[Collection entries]
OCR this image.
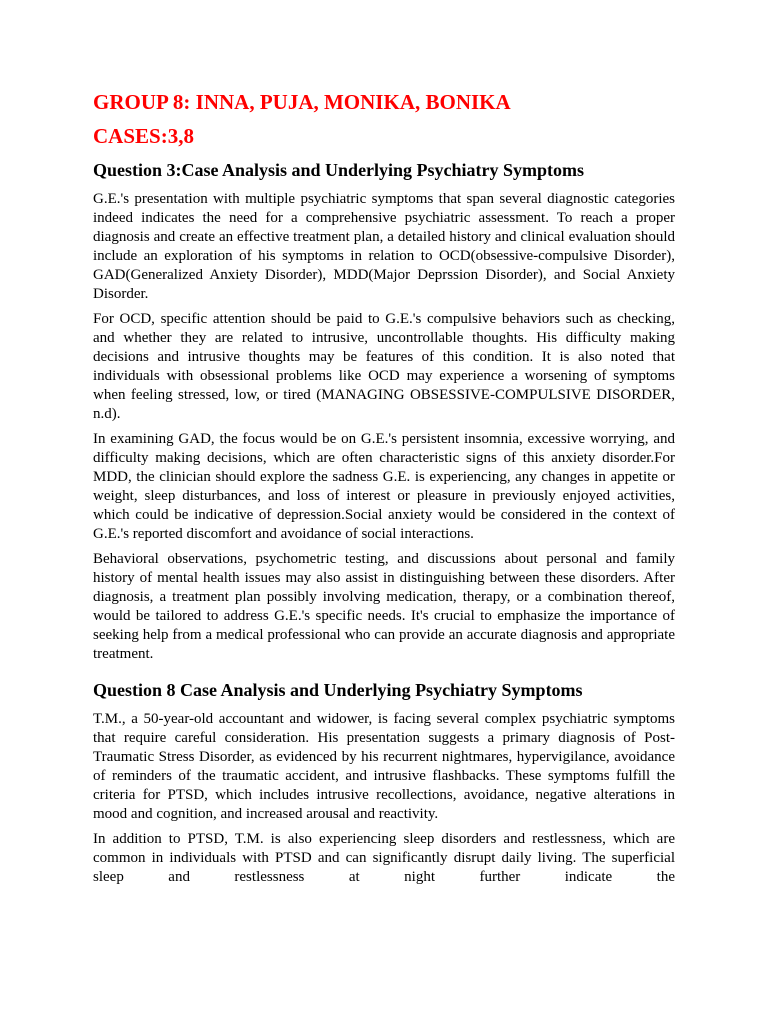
GROUP 8: INNA, PUJA, MONIKA, BONIKA
CASES:3,8
Question 3:Case Analysis and Underlying Psychiatry Symptoms

G.E.'s presentation with multiple psychiatric symptoms that span several diagnostic categories indeed indicates the need for a comprehensive psychiatric assessment. To reach a proper diagnosis and create an effective treatment plan, a detailed history and clinical evaluation should include an exploration of his symptoms in relation to OCD(obsessive-compulsive Disorder), GAD(Generalized Anxiety Disorder), MDD(Major Deprssion Disorder), and Social Anxiety Disorder.

For OCD, specific attention should be paid to G.E.'s compulsive behaviors such as checking, and whether they are related to intrusive, uncontrollable thoughts. His difficulty making decisions and intrusive thoughts may be features of this condition. It is also noted that individuals with obsessional problems like OCD may experience a worsening of symptoms when feeling stressed, low, or tired (MANAGING OBSESSIVE-COMPULSIVE DISORDER, n.d).

In examining GAD, the focus would be on G.E.'s persistent insomnia, excessive worrying, and difficulty making decisions, which are often characteristic signs of this anxiety disorder.For MDD, the clinician should explore the sadness G.E. is experiencing, any changes in appetite or weight, sleep disturbances, and loss of interest or pleasure in previously enjoyed activities, which could be indicative of depression.Social anxiety would be considered in the context of G.E.'s reported discomfort and avoidance of social interactions.

Behavioral observations, psychometric testing, and discussions about personal and family history of mental health issues may also assist in distinguishing between these disorders. After diagnosis, a treatment plan possibly involving medication, therapy, or a combination thereof, would be tailored to address G.E.'s specific needs. It's crucial to emphasize the importance of seeking help from a medical professional who can provide an accurate diagnosis and appropriate treatment.

Question 8 Case Analysis and Underlying Psychiatry Symptoms

T.M., a 50-year-old accountant and widower, is facing several complex psychiatric symptoms that require careful consideration. His presentation suggests a primary diagnosis of Post-Traumatic Stress Disorder, as evidenced by his recurrent nightmares, hypervigilance, avoidance of reminders of the traumatic accident, and intrusive flashbacks. These symptoms fulfill the criteria for PTSD, which includes intrusive recollections, avoidance, negative alterations in mood and cognition, and increased arousal and reactivity.

In addition to PTSD, T.M. is also experiencing sleep disorders and restlessness, which are common in individuals with PTSD and can significantly disrupt daily living. The superficial sleep and restlessness at night further indicate the
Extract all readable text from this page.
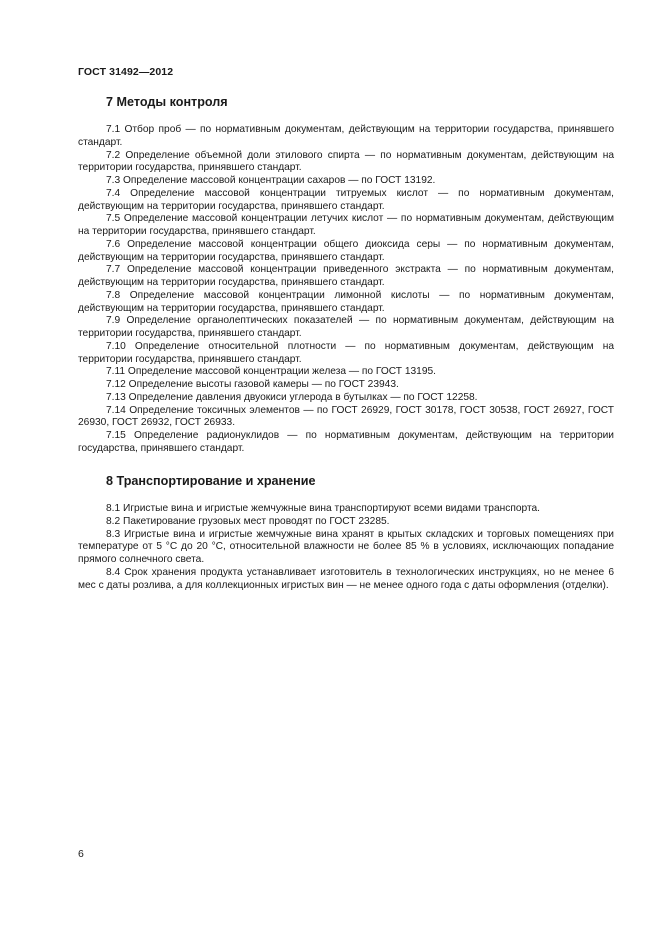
ГОСТ 31492—2012
7 Методы контроля

7.1 Отбор проб — по нормативным документам, действующим на территории государства, принявшего стандарт.

7.2 Определение объемной доли этилового спирта — по нормативным документам, действующим на территории государства, принявшего стандарт.

7.3 Определение массовой концентрации сахаров — по ГОСТ 13192.

7.4 Определение массовой концентрации титруемых кислот — по нормативным документам, действующим на территории государства, принявшего стандарт.

7.5 Определение массовой концентрации летучих кислот — по нормативным документам, действующим на территории государства, принявшего стандарт.

7.6 Определение массовой концентрации общего диоксида серы — по нормативным документам, действующим на территории государства, принявшего стандарт.

7.7 Определение массовой концентрации приведенного экстракта — по нормативным документам, действующим на территории государства, принявшего стандарт.

7.8 Определение массовой концентрации лимонной кислоты — по нормативным документам, действующим на территории государства, принявшего стандарт.

7.9 Определение органолептических показателей — по нормативным документам, действующим на территории государства, принявшего стандарт.

7.10 Определение относительной плотности — по нормативным документам, действующим на территории государства, принявшего стандарт.

7.11 Определение массовой концентрации железа — по ГОСТ 13195.

7.12 Определение высоты газовой камеры — по ГОСТ 23943.

7.13 Определение давления двуокиси углерода в бутылках — по ГОСТ 12258.

7.14 Определение токсичных элементов — по ГОСТ 26929, ГОСТ 30178, ГОСТ 30538, ГОСТ 26927, ГОСТ 26930, ГОСТ 26932, ГОСТ 26933.

7.15 Определение радионуклидов — по нормативным документам, действующим на территории государства, принявшего стандарт.

8 Транспортирование и хранение

8.1 Игристые вина и игристые жемчужные вина транспортируют всеми видами транспорта.

8.2 Пакетирование грузовых мест проводят по ГОСТ 23285.

8.3 Игристые вина и игристые жемчужные вина хранят в крытых складских и торговых помещениях при температуре от 5 °С до 20 °С, относительной влажности не более 85 % в условиях, исключающих попадание прямого солнечного света.

8.4 Срок хранения продукта устанавливает изготовитель в технологических инструкциях, но не менее 6 мес с даты розлива, а для коллекционных игристых вин — не менее одного года с даты оформления (отделки).

6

**WORK TO BE COMPLETED:**
Filter the entries down to the lines with the word "that" in them.

**WORKED ANSWER:**
G.E.'s presentation with multiple psychiatric symptoms that span several diagnostic categories indeed indicates the need for a comprehensive psychiatric assessment. To reach a proper diagnosis and create an effective treatment plan, a detailed history and clinical evaluation should include an exploration of his symptoms in relation to OCD(obsessive-compulsive Disorder), GAD(Generalized Anxiety Disorder), MDD(Major Deprssion Disorder), and Social Anxiety Disorder.
For OCD, specific attention should be paid to G.E.'s compulsive behaviors such as checking, and whether they are related to intrusive, uncontrollable thoughts. His difficulty making decisions and intrusive thoughts may be features of this condition. It is also noted that individuals with obsessional problems like OCD may experience a worsening of symptoms when feeling stressed, low, or tired (MANAGING OBSESSIVE-COMPULSIVE DISORDER, n.d).
T.M., a 50-year-old accountant and widower, is facing several complex psychiatric symptoms that require careful consideration. His presentation suggests a primary diagnosis of Post-Traumatic Stress Disorder, as evidenced by his recurrent nightmares, hypervigilance, avoidance of reminders of the traumatic accident, and intrusive flashbacks. These symptoms fulfill the criteria for PTSD, which includes intrusive recollections, avoidance, negative alterations in mood and cognition, and increased arousal and reactivity.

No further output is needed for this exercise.